PROVIDED INFORMATION »
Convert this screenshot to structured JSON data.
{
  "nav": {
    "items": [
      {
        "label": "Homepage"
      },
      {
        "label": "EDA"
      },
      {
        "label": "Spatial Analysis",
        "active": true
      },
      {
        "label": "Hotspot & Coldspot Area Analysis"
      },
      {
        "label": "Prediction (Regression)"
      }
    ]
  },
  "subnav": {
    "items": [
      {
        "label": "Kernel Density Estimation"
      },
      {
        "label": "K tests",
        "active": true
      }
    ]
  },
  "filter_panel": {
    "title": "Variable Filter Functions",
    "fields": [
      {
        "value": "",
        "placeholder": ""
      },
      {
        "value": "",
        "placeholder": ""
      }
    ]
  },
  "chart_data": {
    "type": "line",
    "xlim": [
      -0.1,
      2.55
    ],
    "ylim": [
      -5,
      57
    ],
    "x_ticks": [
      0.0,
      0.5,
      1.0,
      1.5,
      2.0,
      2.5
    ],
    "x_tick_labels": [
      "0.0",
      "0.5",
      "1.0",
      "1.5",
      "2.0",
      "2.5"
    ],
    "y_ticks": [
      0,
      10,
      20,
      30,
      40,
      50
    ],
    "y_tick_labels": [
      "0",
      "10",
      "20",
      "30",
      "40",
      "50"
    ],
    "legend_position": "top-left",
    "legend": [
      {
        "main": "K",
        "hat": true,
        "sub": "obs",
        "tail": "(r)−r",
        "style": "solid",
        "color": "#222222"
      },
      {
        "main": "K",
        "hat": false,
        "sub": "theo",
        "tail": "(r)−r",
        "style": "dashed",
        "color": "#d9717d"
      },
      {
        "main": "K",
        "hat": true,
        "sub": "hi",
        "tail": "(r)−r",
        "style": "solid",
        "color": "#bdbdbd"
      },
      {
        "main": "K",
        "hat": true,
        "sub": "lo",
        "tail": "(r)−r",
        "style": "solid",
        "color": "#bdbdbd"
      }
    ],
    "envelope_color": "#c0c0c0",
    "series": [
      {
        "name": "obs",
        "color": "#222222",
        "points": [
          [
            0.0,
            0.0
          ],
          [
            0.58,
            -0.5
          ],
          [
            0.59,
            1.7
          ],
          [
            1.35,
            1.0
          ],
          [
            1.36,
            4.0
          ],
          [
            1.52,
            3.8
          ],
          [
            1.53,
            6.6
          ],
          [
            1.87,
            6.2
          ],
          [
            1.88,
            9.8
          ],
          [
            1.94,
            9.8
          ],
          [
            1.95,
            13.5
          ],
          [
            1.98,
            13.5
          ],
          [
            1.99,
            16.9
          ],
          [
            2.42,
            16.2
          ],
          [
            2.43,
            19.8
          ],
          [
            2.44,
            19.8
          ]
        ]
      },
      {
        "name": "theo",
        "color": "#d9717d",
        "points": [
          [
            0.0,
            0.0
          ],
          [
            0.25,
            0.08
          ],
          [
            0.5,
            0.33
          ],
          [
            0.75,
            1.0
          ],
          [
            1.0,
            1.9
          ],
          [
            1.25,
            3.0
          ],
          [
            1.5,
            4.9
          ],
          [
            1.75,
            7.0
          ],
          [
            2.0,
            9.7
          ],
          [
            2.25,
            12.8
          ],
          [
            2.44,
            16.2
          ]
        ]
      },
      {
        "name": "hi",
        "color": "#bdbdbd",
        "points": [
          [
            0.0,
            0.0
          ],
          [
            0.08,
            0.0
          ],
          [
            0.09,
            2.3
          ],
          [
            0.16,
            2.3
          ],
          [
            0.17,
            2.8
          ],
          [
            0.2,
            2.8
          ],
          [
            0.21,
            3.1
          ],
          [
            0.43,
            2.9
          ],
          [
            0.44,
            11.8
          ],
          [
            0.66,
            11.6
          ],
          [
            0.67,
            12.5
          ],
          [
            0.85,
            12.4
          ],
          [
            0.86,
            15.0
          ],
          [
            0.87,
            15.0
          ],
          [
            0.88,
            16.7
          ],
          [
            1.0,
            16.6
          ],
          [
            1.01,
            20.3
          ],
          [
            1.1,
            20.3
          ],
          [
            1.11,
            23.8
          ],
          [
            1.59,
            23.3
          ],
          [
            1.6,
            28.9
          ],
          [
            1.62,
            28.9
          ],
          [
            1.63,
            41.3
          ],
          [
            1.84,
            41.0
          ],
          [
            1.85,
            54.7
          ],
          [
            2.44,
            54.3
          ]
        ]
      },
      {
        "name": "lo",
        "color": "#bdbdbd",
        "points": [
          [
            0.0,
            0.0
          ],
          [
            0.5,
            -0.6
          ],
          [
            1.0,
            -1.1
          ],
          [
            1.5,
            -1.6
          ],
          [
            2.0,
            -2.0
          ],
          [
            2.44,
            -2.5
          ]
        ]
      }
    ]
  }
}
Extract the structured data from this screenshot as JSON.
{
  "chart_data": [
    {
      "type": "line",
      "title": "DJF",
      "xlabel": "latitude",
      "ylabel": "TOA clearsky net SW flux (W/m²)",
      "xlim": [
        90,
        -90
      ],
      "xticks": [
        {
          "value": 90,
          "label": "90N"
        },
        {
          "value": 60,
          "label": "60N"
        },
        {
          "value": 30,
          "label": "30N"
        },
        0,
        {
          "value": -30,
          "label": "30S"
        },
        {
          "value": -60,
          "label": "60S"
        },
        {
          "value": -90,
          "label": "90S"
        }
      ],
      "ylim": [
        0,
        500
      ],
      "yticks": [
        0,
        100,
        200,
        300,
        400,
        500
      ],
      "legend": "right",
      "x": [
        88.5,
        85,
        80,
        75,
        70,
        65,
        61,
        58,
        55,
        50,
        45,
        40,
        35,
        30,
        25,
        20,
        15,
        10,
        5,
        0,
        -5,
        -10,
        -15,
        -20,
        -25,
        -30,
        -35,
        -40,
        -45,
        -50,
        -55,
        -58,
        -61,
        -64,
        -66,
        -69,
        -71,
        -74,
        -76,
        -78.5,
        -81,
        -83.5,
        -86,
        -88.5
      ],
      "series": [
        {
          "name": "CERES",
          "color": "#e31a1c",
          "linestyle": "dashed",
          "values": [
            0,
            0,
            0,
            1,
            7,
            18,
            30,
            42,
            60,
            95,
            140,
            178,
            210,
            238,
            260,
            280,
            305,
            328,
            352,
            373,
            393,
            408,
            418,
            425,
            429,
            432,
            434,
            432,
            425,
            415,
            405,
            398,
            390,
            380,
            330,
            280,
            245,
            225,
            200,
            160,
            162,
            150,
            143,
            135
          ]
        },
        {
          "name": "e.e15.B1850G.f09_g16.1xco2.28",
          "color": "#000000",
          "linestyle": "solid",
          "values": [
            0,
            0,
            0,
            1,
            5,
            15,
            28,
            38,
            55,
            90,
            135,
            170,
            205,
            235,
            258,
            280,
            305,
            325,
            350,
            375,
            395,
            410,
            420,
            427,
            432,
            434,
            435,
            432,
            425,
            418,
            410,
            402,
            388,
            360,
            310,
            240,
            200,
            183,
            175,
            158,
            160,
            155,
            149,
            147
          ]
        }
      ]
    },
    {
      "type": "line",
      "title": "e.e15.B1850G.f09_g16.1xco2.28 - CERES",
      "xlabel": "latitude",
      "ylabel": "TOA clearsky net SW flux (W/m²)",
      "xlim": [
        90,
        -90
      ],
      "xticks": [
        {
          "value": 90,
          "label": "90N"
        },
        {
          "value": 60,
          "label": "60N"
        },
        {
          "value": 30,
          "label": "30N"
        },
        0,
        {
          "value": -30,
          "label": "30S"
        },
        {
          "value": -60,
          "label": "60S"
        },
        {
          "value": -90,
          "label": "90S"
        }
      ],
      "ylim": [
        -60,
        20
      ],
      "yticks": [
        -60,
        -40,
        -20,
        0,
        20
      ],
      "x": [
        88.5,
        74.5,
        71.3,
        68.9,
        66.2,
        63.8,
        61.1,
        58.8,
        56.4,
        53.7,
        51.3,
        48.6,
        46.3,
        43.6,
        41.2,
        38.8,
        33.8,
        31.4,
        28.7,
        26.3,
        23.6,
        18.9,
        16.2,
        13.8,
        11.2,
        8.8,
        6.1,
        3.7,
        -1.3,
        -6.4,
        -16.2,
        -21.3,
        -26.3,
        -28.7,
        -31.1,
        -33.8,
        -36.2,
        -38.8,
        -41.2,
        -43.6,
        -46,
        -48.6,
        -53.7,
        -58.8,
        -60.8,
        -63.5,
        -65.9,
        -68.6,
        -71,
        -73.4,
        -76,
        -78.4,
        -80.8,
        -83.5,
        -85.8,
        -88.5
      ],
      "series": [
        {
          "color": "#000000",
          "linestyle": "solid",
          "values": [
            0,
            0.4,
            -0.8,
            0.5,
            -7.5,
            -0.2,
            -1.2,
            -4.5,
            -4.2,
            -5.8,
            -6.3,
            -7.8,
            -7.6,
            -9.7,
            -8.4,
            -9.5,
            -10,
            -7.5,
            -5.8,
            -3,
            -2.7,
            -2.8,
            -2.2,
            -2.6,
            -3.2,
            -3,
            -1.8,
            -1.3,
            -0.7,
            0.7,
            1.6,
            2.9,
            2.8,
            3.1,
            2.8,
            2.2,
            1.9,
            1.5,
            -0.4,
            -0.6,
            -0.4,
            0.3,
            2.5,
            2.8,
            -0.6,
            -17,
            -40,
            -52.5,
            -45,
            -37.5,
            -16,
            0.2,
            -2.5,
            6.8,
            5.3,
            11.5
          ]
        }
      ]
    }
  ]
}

REQUIREMENTS »
Go over the records above and tally each line that includes "screenshot". Give the total by itself.

THE SOLUTION »
2